**Your task**
Go through the listing below and list every line with "qualificata".

**Recorded data**
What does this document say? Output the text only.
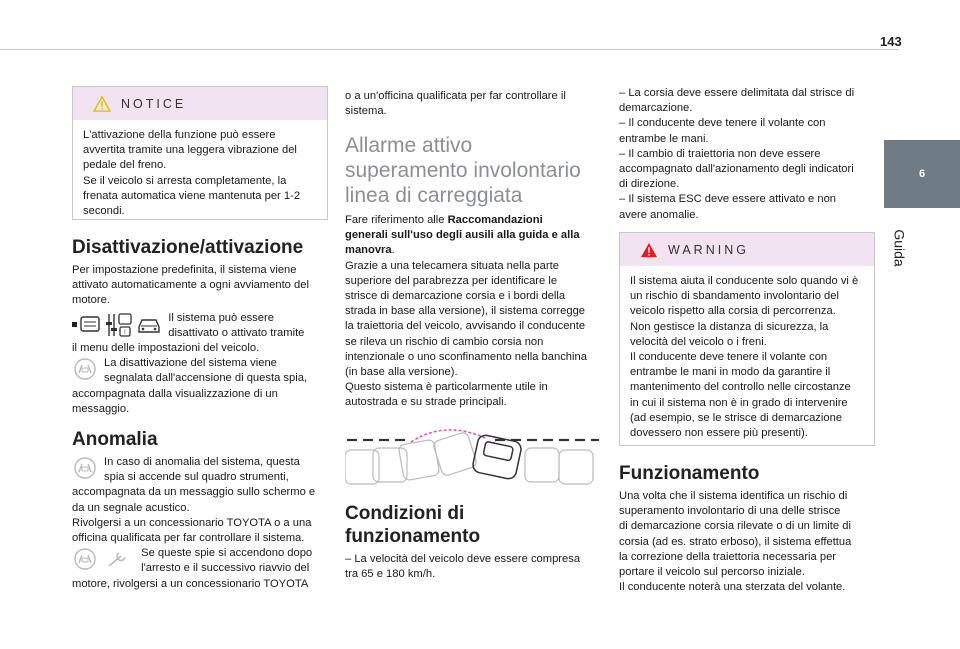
143
6
Guida
NOTICE

L'attivazione della funzione può essere

avvertita tramite una leggera vibrazione del

pedale del freno.

Se il veicolo si arresta completamente, la

frenata automatica viene mantenuta per 1-2

secondi.

Disattivazione/attivazione

Per impostazione predefinita, il sistema viene

attivato automaticamente a ogni avviamento del

motore.

!

Il sistema può essere

disattivato o attivato tramite

il menu delle impostazioni del veicolo.

La disattivazione del sistema viene

segnalata dall'accensione di questa spia,

accompagnata dalla visualizzazione di un

messaggio.

Anomalia

In caso di anomalia del sistema, questa

spia si accende sul quadro strumenti,

accompagnata da un messaggio sullo schermo e

da un segnale acustico.

Rivolgersi a un concessionario TOYOTA o a una

officina qualificata per far controllare il sistema.

Se queste spie si accendono dopo

l'arresto e il successivo riavvio del

motore, rivolgersi a un concessionario TOYOTA

o a un'officina qualificata per far controllare il

sistema.

Allarme attivo
superamento involontario
linea di carreggiata

Fare riferimento alle Raccomandazioni

generali sull'uso degli ausili alla guida e alla

manovra.

Grazie a una telecamera situata nella parte

superiore del parabrezza per identificare le

strisce di demarcazione corsia e i bordi della

strada in base alla versione), il sistema corregge

la traiettoria del veicolo, avvisando il conducente

se rileva un rischio di cambio corsia non

intenzionale o uno sconfinamento nella banchina

(in base alla versione).

Questo sistema è particolarmente utile in

autostrada e su strade principali.

Condizioni di
funzionamento

– La velocità del veicolo deve essere compresa

tra 65 e 180 km/h.

– La corsia deve essere delimitata dal strisce di

demarcazione.

– Il conducente deve tenere il volante con

entrambe le mani.

– Il cambio di traiettoria non deve essere

accompagnato dall'azionamento degli indicatori

di direzione.

– Il sistema ESC deve essere attivato e non

avere anomalie.

WARNING

Il sistema aiuta il conducente solo quando vi è

un rischio di sbandamento involontario del

veicolo rispetto alla corsia di percorrenza.

Non gestisce la distanza di sicurezza, la

velocità del veicolo o i freni.

Il conducente deve tenere il volante con

entrambe le mani in modo da garantire il

mantenimento del controllo nelle circostanze

in cui il sistema non è in grado di intervenire

(ad esempio, se le strisce di demarcazione

dovessero non essere più presenti).

Funzionamento

Una volta che il sistema identifica un rischio di

superamento involontario di una delle strisce

di demarcazione corsia rilevate o di un limite di

corsia (ad es. strato erboso), il sistema effettua

la correzione della traiettoria necessaria per

portare il veicolo sul percorso iniziale.

Il conducente noterà una sterzata del volante.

**Worked solution**
officina qualificata per far controllare il sistema.
o a un'officina qualificata per far controllare il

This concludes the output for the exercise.